* **What the task asks**:
Rewrite the listing from the line containing "Patent image size: (931, 990)." through the line containing "The rigid chute 177 is at (357, 367).", changing "gun mount" to "weapon mount" and leaving everything else the same.

* **Data listing**:
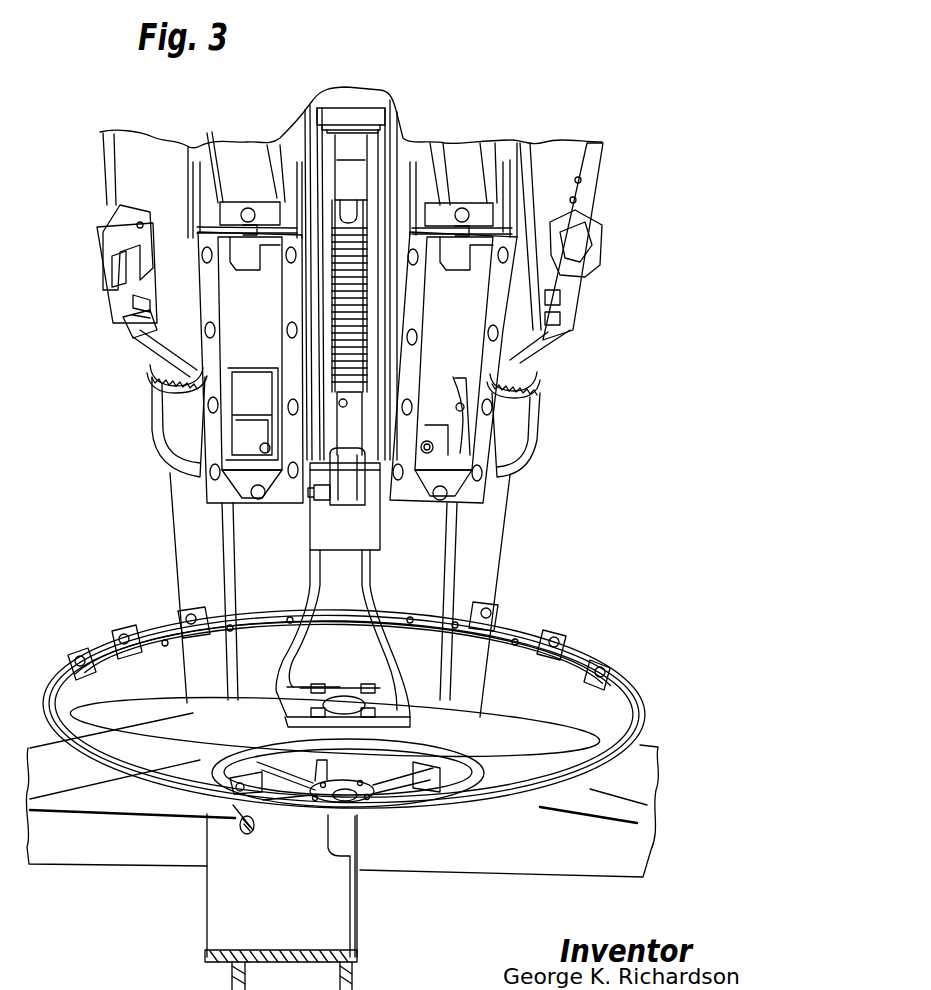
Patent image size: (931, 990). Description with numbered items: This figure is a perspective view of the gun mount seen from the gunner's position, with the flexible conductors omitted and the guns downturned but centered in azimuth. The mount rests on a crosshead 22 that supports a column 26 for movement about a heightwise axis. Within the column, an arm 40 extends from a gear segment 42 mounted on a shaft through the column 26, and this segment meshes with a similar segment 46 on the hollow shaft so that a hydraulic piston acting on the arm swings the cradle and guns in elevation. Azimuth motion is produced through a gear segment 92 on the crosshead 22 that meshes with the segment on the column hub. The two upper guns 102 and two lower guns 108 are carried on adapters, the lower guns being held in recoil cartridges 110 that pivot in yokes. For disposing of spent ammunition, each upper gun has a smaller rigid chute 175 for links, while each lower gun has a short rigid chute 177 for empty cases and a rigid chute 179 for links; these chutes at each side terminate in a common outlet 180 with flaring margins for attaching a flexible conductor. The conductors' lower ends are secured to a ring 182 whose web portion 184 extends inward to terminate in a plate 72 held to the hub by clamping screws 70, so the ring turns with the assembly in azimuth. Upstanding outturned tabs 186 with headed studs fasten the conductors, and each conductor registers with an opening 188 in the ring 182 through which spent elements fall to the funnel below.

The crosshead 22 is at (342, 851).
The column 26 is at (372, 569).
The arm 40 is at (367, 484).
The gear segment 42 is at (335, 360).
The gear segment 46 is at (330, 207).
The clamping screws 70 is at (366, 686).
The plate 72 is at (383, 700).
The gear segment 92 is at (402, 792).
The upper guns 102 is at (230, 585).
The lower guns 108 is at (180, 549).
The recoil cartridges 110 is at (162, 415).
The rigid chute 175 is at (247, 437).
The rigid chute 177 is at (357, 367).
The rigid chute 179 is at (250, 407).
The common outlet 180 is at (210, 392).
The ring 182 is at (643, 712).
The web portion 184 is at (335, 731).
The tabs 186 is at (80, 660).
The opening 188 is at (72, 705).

--

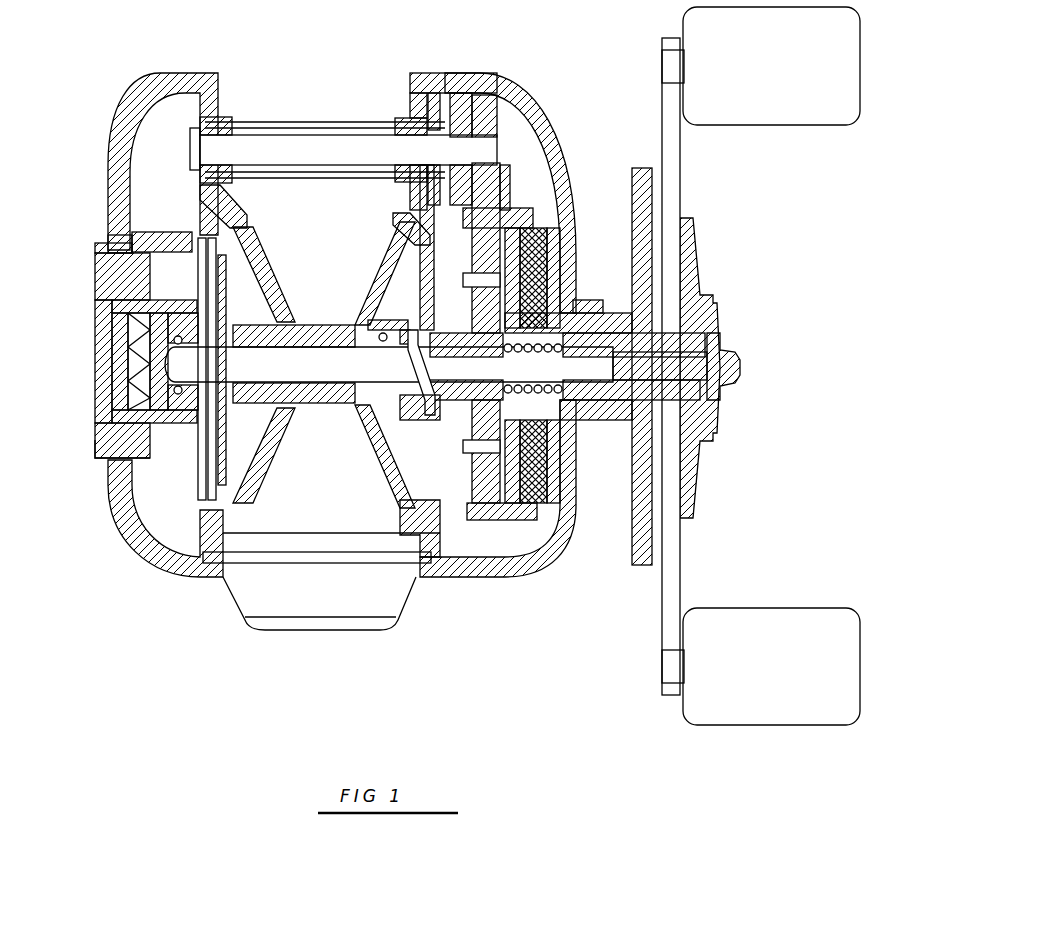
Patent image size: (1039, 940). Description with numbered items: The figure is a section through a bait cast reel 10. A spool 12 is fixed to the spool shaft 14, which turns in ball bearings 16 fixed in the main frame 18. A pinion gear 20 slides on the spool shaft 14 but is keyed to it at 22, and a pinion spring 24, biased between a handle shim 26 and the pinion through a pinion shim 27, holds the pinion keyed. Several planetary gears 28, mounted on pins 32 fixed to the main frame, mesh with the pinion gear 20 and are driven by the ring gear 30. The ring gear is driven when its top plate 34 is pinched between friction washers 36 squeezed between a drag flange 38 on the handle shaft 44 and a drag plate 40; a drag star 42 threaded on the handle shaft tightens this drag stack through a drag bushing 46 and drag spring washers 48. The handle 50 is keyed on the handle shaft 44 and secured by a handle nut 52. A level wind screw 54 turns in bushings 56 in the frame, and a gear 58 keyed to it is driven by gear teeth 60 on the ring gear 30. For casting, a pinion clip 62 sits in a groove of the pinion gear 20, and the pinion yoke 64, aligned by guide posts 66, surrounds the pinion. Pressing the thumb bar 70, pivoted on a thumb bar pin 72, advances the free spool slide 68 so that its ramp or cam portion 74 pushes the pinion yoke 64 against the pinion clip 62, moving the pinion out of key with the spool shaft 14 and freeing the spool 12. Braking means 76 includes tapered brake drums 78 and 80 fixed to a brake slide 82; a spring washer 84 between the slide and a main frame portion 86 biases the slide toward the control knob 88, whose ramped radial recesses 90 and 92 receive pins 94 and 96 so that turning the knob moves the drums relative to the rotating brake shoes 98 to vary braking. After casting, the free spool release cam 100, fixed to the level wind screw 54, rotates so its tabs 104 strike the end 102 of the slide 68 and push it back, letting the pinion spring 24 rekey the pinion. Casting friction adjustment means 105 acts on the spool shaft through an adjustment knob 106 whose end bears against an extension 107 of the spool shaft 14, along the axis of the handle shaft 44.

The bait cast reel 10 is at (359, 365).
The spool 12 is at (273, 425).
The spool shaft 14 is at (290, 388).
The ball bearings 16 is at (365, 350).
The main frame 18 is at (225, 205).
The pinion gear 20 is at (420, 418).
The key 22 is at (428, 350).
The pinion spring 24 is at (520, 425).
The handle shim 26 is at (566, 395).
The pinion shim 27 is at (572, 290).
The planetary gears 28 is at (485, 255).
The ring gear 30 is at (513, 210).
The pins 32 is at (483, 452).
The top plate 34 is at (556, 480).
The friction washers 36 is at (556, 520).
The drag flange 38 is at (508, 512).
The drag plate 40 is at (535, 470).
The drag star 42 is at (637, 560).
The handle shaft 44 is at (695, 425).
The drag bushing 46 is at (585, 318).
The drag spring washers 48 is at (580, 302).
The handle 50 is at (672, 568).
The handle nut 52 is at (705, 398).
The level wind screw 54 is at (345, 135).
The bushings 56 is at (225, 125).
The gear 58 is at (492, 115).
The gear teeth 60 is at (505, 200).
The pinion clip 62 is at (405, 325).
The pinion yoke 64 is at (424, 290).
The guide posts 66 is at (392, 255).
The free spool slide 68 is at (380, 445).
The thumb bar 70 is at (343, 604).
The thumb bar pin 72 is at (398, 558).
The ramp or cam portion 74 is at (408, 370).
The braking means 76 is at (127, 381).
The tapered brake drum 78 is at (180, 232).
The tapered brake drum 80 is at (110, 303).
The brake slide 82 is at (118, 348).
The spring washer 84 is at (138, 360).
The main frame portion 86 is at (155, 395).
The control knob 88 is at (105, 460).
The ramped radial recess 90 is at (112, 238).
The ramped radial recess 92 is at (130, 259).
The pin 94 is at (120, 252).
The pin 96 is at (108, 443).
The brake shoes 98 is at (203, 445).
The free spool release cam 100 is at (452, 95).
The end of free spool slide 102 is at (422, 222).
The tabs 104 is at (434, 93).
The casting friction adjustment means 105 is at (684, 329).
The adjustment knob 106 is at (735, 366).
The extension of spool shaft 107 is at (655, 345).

* **Exercise solution**:
Patent image size: (931, 990). Description with numbered items: This figure is a perspective view of the weapon mount seen from the gunner's position, with the flexible conductors omitted and the guns downturned but centered in azimuth. The mount rests on a crosshead 22 that supports a column 26 for movement about a heightwise axis. Within the column, an arm 40 extends from a gear segment 42 mounted on a shaft through the column 26, and this segment meshes with a similar segment 46 on the hollow shaft so that a hydraulic piston acting on the arm swings the cradle and guns in elevation. Azimuth motion is produced through a gear segment 92 on the crosshead 22 that meshes with the segment on the column hub. The two upper guns 102 and two lower guns 108 are carried on adapters, the lower guns being held in recoil cartridges 110 that pivot in yokes. For disposing of spent ammunition, each upper gun has a smaller rigid chute 175 for links, while each lower gun has a short rigid chute 177 for empty cases and a rigid chute 179 for links; these chutes at each side terminate in a common outlet 180 with flaring margins for attaching a flexible conductor. The conductors' lower ends are secured to a ring 182 whose web portion 184 extends inward to terminate in a plate 72 held to the hub by clamping screws 70, so the ring turns with the assembly in azimuth. Upstanding outturned tabs 186 with headed studs fasten the conductors, and each conductor registers with an opening 188 in the ring 182 through which spent elements fall to the funnel below.

The crosshead 22 is at (342, 851).
The column 26 is at (372, 569).
The arm 40 is at (367, 484).
The gear segment 42 is at (335, 360).
The gear segment 46 is at (330, 207).
The clamping screws 70 is at (366, 686).
The plate 72 is at (383, 700).
The gear segment 92 is at (402, 792).
The upper guns 102 is at (230, 585).
The lower guns 108 is at (180, 549).
The recoil cartridges 110 is at (162, 415).
The rigid chute 175 is at (247, 437).
The rigid chute 177 is at (357, 367).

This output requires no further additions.